What the exercise asks: For the data below, work out how many lines contain the word "wird" and supply only that number.

Extracted data entries:
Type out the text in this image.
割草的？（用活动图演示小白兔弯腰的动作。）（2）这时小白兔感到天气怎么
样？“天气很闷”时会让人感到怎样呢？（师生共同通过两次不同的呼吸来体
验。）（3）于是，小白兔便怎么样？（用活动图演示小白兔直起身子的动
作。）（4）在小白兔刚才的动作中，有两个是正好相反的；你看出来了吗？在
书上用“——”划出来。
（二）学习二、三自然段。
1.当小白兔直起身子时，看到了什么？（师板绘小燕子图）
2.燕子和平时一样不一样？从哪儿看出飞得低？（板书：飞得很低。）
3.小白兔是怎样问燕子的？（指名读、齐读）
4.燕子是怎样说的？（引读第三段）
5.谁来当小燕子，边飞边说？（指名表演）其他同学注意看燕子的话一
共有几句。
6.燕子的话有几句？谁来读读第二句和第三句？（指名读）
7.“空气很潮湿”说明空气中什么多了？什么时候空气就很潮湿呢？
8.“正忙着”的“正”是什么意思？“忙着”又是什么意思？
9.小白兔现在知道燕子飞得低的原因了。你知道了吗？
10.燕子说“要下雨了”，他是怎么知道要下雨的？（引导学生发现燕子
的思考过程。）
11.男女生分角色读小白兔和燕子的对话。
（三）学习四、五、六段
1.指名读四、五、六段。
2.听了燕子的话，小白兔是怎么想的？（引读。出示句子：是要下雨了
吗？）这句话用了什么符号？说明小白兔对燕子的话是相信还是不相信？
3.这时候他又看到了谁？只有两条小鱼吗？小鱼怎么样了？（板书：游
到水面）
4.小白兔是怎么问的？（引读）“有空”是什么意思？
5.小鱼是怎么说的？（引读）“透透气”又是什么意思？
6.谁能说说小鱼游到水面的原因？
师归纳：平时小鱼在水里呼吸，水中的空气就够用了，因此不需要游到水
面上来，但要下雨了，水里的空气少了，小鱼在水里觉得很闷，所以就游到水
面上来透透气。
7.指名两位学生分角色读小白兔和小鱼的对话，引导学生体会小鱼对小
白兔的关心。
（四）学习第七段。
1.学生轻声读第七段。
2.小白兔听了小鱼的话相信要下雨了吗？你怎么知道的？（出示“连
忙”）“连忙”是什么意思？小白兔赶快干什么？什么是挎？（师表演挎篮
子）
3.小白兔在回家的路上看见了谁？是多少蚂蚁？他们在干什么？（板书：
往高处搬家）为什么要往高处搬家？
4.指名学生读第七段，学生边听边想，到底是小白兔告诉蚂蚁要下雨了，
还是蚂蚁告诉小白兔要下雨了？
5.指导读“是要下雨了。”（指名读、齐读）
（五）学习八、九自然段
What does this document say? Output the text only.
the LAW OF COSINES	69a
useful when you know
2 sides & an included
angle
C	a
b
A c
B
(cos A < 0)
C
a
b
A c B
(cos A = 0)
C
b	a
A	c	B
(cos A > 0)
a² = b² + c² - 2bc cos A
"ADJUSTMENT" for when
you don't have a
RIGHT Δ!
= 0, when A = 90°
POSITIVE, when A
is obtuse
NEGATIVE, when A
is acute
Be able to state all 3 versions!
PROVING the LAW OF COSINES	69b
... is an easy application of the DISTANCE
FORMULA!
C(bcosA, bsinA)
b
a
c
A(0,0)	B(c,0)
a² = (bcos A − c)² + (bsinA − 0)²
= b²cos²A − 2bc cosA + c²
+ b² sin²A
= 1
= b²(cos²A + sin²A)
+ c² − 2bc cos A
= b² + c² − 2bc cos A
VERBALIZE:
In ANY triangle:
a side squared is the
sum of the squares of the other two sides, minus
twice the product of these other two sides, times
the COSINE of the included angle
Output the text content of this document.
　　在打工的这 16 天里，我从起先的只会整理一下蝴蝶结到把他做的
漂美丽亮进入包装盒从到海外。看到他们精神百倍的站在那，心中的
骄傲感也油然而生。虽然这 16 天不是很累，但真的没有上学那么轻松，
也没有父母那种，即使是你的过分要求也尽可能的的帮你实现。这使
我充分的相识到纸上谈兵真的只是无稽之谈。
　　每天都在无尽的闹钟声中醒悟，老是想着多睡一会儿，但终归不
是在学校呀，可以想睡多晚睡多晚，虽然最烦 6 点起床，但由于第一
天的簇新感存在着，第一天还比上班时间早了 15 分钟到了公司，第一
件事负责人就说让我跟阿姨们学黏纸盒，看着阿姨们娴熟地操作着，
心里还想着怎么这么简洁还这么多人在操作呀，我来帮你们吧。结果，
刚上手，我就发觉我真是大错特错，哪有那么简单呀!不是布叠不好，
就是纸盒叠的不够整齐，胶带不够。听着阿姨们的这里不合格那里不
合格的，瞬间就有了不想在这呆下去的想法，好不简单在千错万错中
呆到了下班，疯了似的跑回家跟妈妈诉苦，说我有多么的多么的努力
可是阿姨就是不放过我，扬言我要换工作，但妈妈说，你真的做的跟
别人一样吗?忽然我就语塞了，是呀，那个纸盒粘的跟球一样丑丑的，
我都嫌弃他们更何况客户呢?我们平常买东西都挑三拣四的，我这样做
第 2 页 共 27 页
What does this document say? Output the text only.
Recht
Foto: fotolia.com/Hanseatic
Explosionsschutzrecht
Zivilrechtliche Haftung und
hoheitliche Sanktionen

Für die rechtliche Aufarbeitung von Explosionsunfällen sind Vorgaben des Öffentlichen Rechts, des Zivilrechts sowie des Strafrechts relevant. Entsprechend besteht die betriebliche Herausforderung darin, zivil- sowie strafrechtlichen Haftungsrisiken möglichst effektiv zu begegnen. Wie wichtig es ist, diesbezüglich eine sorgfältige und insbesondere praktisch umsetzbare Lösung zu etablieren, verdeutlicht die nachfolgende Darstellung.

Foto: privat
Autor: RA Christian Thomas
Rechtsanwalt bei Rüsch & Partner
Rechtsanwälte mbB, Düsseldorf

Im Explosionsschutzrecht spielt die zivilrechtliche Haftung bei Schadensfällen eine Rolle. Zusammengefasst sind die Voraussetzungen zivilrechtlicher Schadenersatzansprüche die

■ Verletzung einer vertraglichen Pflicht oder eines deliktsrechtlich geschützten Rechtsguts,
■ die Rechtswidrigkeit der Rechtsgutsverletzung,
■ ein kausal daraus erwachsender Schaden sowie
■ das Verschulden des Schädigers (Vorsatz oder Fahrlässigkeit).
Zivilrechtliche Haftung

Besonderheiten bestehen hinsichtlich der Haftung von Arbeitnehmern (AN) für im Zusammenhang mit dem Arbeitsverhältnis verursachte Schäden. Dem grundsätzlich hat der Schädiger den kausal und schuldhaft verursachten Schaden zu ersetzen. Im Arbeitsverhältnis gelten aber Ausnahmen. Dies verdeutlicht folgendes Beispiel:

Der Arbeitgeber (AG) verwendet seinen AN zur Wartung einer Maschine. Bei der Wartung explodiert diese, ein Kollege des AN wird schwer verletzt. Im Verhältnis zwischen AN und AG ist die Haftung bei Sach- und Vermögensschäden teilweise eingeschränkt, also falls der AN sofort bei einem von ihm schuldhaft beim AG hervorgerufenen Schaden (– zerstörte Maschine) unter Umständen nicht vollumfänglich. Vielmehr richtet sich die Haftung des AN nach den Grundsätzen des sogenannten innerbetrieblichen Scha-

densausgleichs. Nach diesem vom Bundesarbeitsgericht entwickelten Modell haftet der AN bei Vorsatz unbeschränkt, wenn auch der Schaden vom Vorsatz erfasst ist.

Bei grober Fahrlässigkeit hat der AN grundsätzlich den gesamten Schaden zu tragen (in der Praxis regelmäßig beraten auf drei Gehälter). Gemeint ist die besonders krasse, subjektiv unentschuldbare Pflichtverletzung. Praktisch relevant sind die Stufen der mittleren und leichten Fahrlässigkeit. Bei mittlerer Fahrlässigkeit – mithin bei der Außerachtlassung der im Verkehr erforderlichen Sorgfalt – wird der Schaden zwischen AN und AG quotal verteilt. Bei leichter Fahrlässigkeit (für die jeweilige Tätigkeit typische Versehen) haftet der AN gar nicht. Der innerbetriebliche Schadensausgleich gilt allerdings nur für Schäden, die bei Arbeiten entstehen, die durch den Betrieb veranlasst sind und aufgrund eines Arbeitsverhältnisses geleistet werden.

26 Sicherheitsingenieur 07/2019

Completed task: 2